# GOAL OF THE EXERCISE:
Restate the records below word for word, and omit the images they hold.

# DATA ENTRIES:
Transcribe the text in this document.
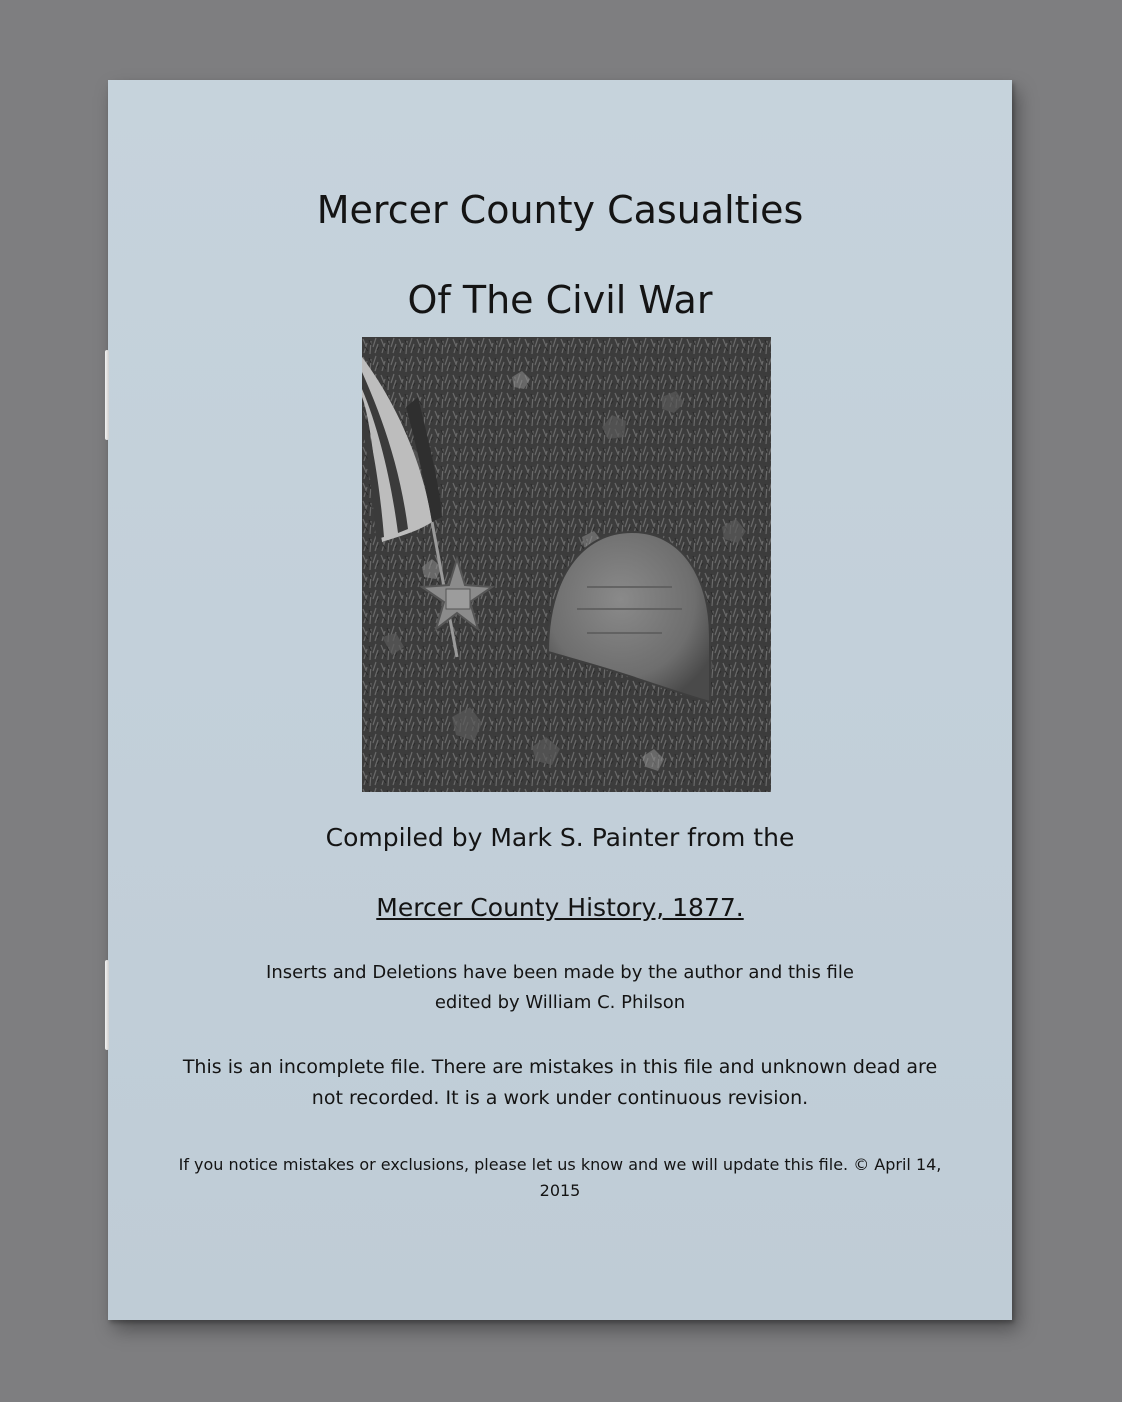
Mercer County Casualties
Of The Civil War
Compiled by Mark S. Painter from the
Mercer County History, 1877.
Inserts and Deletions have been made by the author and this file
edited by William C. Philson
This is an incomplete file. There are mistakes in this file and unknown dead are
not recorded. It is a work under continuous revision.
If you notice mistakes or exclusions, please let us know and we will update this file. © April 14,
2015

# EXERCISE ANSWER:
Transcribe the text in this document.
Mercer County Casualties
Of The Civil War
Compiled by Mark S. Painter from the
Mercer County History, 1877.
Inserts and Deletions have been made by the author and this file
edited by William C. Philson
This is an incomplete file. There are mistakes in this file and unknown dead are
not recorded. It is a work under continuous revision.
If you notice mistakes or exclusions, please let us know and we will update this file. © April 14,
2015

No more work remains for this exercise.